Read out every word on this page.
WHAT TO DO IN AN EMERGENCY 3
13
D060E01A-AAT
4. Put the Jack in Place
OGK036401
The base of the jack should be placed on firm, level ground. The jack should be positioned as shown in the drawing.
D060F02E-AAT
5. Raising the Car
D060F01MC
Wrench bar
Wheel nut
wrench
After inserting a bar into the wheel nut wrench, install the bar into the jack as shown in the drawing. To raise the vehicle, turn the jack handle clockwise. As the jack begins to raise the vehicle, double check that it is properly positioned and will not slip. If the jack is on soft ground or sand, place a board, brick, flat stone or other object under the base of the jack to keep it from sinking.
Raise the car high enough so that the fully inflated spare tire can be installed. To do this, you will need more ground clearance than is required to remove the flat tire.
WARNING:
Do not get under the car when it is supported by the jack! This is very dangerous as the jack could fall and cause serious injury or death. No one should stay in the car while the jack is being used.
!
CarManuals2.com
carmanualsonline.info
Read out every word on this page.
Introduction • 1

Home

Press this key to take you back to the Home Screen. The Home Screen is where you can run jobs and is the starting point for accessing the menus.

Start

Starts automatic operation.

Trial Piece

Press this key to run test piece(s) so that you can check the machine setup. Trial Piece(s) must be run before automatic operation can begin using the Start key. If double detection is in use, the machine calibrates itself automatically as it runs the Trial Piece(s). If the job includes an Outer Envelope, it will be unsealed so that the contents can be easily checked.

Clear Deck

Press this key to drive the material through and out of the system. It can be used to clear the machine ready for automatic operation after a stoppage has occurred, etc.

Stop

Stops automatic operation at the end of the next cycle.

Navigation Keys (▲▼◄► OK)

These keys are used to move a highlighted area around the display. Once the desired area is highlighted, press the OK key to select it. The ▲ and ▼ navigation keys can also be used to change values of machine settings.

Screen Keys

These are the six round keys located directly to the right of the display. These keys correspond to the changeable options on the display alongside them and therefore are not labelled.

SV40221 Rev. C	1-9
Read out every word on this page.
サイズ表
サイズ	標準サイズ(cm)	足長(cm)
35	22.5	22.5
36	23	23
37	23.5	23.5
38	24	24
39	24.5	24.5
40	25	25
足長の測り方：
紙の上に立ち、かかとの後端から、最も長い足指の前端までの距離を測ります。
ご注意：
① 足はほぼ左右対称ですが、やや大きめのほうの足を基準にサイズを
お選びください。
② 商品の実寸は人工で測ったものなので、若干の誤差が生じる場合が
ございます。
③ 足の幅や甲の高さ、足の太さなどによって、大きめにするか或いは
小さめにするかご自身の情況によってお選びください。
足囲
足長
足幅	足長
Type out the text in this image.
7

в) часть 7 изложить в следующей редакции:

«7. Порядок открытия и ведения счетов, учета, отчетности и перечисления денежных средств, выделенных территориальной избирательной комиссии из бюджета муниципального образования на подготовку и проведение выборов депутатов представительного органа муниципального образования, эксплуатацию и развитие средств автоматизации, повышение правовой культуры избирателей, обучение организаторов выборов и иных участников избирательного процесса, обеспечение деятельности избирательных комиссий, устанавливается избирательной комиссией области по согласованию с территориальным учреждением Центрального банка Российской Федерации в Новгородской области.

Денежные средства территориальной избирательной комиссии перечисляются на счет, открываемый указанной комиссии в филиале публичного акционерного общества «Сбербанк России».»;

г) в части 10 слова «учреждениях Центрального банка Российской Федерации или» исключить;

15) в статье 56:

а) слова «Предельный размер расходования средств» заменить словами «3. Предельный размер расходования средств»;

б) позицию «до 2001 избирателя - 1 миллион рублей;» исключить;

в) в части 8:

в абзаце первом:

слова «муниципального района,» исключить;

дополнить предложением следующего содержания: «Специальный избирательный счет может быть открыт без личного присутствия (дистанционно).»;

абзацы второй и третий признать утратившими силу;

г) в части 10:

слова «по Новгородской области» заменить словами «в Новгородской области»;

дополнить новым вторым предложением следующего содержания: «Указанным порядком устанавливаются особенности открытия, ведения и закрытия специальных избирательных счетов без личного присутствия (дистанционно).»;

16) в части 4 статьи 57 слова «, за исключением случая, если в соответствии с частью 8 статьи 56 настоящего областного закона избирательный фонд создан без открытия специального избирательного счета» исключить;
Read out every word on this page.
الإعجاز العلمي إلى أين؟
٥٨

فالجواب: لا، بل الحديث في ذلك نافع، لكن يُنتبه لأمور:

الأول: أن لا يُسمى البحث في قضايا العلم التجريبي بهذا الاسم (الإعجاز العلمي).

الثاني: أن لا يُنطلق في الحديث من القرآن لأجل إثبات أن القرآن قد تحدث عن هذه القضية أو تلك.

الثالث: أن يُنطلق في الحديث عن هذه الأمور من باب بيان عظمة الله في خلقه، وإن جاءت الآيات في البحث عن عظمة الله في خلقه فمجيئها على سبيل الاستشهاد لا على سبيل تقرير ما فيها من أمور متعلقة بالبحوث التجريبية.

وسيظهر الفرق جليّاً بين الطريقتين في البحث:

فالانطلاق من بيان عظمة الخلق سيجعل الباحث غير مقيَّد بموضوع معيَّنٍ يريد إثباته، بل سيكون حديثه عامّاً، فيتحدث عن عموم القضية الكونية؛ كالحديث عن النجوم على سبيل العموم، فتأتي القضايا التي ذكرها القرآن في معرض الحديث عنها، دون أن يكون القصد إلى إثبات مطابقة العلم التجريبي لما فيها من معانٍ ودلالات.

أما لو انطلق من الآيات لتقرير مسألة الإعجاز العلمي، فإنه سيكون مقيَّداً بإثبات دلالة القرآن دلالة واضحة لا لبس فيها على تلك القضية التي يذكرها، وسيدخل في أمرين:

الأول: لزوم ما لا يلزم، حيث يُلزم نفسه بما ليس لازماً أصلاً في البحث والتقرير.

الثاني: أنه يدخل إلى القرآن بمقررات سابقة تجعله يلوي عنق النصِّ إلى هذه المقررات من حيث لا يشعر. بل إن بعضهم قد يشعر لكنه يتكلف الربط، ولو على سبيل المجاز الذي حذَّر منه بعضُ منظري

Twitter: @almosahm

◆ ◆ ◆ ◆ ◆

→ **The exercise**:
The records above must be repeated exactly, every one of them.

→ **Expected output**:
Read out every word on this page.
WHAT TO DO IN AN EMERGENCY 3
13
D060E01A-AAT
4. Put the Jack in Place
OGK036401
The base of the jack should be placed on firm, level ground. The jack should be positioned as shown in the drawing.
D060F02E-AAT
5. Raising the Car
D060F01MC
Wrench bar
Wheel nut
wrench
After inserting a bar into the wheel nut wrench, install the bar into the jack as shown in the drawing. To raise the vehicle, turn the jack handle clockwise. As the jack begins to raise the vehicle, double check that it is properly positioned and will not slip. If the jack is on soft ground or sand, place a board, brick, flat stone or other object under the base of the jack to keep it from sinking.
Raise the car high enough so that the fully inflated spare tire can be installed. To do this, you will need more ground clearance than is required to remove the flat tire.
WARNING:
Do not get under the car when it is supported by the jack! This is very dangerous as the jack could fall and cause serious injury or death. No one should stay in the car while the jack is being used.
!
CarManuals2.com
carmanualsonline.info
Read out every word on this page.
Introduction • 1

Home

Press this key to take you back to the Home Screen. The Home Screen is where you can run jobs and is the starting point for accessing the menus.

Start

Starts automatic operation.

Trial Piece

Press this key to run test piece(s) so that you can check the machine setup. Trial Piece(s) must be run before automatic operation can begin using the Start key. If double detection is in use, the machine calibrates itself automatically as it runs the Trial Piece(s). If the job includes an Outer Envelope, it will be unsealed so that the contents can be easily checked.

Clear Deck

Press this key to drive the material through and out of the system. It can be used to clear the machine ready for automatic operation after a stoppage has occurred, etc.

Stop

Stops automatic operation at the end of the next cycle.

Navigation Keys (▲▼◄► OK)

These keys are used to move a highlighted area around the display. Once the desired area is highlighted, press the OK key to select it. The ▲ and ▼ navigation keys can also be used to change values of machine settings.

Screen Keys

These are the six round keys located directly to the right of the display. These keys correspond to the changeable options on the display alongside them and therefore are not labelled.

SV40221 Rev. C	1-9
Read out every word on this page.
サイズ表
サイズ	標準サイズ(cm)	足長(cm)
35	22.5	22.5
36	23	23
37	23.5	23.5
38	24	24
39	24.5	24.5
40	25	25
足長の測り方：
紙の上に立ち、かかとの後端から、最も長い足指の前端までの距離を測ります。
ご注意：
① 足はほぼ左右対称ですが、やや大きめのほうの足を基準にサイズを
お選びください。
② 商品の実寸は人工で測ったものなので、若干の誤差が生じる場合が
ございます。
③ 足の幅や甲の高さ、足の太さなどによって、大きめにするか或いは
小さめにするかご自身の情況によってお選びください。
足囲
足長
足幅	足長
Type out the text in this image.
7

в) часть 7 изложить в следующей редакции:

«7. Порядок открытия и ведения счетов, учета, отчетности и перечисления денежных средств, выделенных территориальной избирательной комиссии из бюджета муниципального образования на подготовку и проведение выборов депутатов представительного органа муниципального образования, эксплуатацию и развитие средств автоматизации, повышение правовой культуры избирателей, обучение организаторов выборов и иных участников избирательного процесса, обеспечение деятельности избирательных комиссий, устанавливается избирательной комиссией области по согласованию с территориальным учреждением Центрального банка Российской Федерации в Новгородской области.

Денежные средства территориальной избирательной комиссии перечисляются на счет, открываемый указанной комиссии в филиале публичного акционерного общества «Сбербанк России».»;

г) в части 10 слова «учреждениях Центрального банка Российской Федерации или» исключить;

15) в статье 56:

а) слова «Предельный размер расходования средств» заменить словами «3. Предельный размер расходования средств»;

б) позицию «до 2001 избирателя - 1 миллион рублей;» исключить;

в) в части 8:

в абзаце первом:

слова «муниципального района,» исключить;

дополнить предложением следующего содержания: «Специальный избирательный счет может быть открыт без личного присутствия (дистанционно).»;

абзацы второй и третий признать утратившими силу;

г) в части 10:

слова «по Новгородской области» заменить словами «в Новгородской области»;

дополнить новым вторым предложением следующего содержания: «Указанным порядком устанавливаются особенности открытия, ведения и закрытия специальных избирательных счетов без личного присутствия (дистанционно).»;

16) в части 4 статьи 57 слова «, за исключением случая, если в соответствии с частью 8 статьи 56 настоящего областного закона избирательный фонд создан без открытия специального избирательного счета» исключить;
Read out every word on this page.
الإعجاز العلمي إلى أين؟
٥٨

فالجواب: لا، بل الحديث في ذلك نافع، لكن يُنتبه لأمور:

الأول: أن لا يُسمى البحث في قضايا العلم التجريبي بهذا الاسم (الإعجاز العلمي).

الثاني: أن لا يُنطلق في الحديث من القرآن لأجل إثبات أن القرآن قد تحدث عن هذه القضية أو تلك.

الثالث: أن يُنطلق في الحديث عن هذه الأمور من باب بيان عظمة الله في خلقه، وإن جاءت الآيات في البحث عن عظمة الله في خلقه فمجيئها على سبيل الاستشهاد لا على سبيل تقرير ما فيها من أمور متعلقة بالبحوث التجريبية.

وسيظهر الفرق جليّاً بين الطريقتين في البحث:

فالانطلاق من بيان عظمة الخلق سيجعل الباحث غير مقيَّد بموضوع معيَّنٍ يريد إثباته، بل سيكون حديثه عامّاً، فيتحدث عن عموم القضية الكونية؛ كالحديث عن النجوم على سبيل العموم، فتأتي القضايا التي ذكرها القرآن في معرض الحديث عنها، دون أن يكون القصد إلى إثبات مطابقة العلم التجريبي لما فيها من معانٍ ودلالات.

أما لو انطلق من الآيات لتقرير مسألة الإعجاز العلمي، فإنه سيكون مقيَّداً بإثبات دلالة القرآن دلالة واضحة لا لبس فيها على تلك القضية التي يذكرها، وسيدخل في أمرين:

الأول: لزوم ما لا يلزم، حيث يُلزم نفسه بما ليس لازماً أصلاً في البحث والتقرير.

الثاني: أنه يدخل إلى القرآن بمقررات سابقة تجعله يلوي عنق النصِّ إلى هذه المقررات من حيث لا يشعر. بل إن بعضهم قد يشعر لكنه يتكلف الربط، ولو على سبيل المجاز الذي حذَّر منه بعضُ منظري

Twitter: @almosahm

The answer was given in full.